» Excerpted records

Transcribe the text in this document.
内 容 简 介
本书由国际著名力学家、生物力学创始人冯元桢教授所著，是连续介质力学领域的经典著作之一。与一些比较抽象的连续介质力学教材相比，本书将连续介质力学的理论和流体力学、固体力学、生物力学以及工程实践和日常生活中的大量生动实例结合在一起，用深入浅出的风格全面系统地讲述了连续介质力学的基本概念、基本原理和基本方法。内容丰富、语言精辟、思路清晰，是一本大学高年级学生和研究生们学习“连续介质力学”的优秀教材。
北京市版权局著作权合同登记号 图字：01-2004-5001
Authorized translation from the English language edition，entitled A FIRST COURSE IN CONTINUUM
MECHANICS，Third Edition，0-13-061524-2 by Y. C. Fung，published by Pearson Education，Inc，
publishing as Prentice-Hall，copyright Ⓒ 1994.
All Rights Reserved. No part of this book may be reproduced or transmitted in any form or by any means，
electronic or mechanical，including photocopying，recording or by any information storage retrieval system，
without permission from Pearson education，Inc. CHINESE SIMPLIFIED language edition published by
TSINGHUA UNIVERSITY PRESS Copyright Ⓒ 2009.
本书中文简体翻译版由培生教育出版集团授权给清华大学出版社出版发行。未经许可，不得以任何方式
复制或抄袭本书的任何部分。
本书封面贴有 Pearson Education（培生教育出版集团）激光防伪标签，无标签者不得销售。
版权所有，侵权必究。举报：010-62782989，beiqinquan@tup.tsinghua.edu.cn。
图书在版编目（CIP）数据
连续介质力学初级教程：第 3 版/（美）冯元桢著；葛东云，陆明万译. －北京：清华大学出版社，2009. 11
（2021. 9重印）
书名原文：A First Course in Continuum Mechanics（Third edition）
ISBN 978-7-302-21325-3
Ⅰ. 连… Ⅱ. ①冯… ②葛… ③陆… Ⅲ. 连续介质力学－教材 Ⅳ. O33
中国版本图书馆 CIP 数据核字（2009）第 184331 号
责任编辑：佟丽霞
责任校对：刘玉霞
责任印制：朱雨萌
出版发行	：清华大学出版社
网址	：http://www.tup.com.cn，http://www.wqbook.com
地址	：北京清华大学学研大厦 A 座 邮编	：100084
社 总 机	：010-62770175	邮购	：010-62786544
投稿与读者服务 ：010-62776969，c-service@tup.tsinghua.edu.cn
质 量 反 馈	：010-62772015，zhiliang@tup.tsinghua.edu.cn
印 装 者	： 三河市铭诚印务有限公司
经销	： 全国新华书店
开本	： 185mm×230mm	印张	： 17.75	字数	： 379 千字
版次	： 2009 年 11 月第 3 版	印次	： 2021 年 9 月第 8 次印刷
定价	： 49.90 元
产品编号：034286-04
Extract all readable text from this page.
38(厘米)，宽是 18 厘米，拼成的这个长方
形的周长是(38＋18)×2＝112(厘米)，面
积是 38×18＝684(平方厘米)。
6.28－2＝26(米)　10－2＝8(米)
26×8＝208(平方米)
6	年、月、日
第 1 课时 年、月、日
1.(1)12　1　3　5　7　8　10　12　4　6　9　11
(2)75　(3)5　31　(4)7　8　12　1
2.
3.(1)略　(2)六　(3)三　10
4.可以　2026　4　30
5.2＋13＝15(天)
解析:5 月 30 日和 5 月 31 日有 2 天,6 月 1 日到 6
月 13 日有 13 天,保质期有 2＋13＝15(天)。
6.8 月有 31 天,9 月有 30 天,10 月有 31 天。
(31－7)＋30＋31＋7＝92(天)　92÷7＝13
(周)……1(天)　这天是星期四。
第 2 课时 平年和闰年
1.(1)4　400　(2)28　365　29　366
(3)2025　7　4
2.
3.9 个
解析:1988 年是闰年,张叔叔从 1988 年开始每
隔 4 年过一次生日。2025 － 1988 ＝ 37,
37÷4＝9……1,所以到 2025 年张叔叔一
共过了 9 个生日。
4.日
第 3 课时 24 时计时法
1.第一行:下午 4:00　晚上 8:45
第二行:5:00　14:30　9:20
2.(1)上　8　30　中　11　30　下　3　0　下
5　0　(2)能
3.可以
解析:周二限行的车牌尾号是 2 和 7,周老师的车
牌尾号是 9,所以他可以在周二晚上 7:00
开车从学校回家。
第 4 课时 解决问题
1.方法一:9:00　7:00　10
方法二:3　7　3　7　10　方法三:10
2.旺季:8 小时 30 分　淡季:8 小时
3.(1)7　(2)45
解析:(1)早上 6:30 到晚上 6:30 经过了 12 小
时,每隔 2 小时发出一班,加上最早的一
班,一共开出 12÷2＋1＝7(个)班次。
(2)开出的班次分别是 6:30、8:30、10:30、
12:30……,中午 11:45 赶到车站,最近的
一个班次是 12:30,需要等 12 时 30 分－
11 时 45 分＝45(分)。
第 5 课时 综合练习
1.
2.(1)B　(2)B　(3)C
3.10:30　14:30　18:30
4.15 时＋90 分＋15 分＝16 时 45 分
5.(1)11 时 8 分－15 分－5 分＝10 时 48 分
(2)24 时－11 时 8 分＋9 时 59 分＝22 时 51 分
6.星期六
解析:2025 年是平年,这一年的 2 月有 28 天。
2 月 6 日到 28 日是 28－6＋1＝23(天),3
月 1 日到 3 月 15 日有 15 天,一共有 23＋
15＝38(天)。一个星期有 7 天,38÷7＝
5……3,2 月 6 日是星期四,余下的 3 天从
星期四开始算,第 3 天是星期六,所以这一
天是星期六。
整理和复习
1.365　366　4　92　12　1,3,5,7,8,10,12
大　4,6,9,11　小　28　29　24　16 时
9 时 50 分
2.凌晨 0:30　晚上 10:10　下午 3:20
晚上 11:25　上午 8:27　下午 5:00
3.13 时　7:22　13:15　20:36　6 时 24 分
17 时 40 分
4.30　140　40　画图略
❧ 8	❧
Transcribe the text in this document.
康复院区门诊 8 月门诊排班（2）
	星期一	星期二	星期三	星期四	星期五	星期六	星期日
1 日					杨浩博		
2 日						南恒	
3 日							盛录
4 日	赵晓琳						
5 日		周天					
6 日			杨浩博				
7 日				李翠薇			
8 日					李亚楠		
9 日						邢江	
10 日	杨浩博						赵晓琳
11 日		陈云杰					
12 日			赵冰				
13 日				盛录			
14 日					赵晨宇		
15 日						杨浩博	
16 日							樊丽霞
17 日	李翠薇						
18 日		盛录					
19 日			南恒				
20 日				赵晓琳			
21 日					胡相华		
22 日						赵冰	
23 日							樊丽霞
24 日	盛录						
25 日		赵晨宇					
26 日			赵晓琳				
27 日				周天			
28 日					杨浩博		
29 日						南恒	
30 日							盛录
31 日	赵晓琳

» Directions
Sift through the entries and copy every line with "this".

» Correct answer
Transcribe the text in this document.
All Rights Reserved. No part of this book may be reproduced or transmitted in any form or by any means，
Extract all readable text from this page.
Transcribe the text in this document.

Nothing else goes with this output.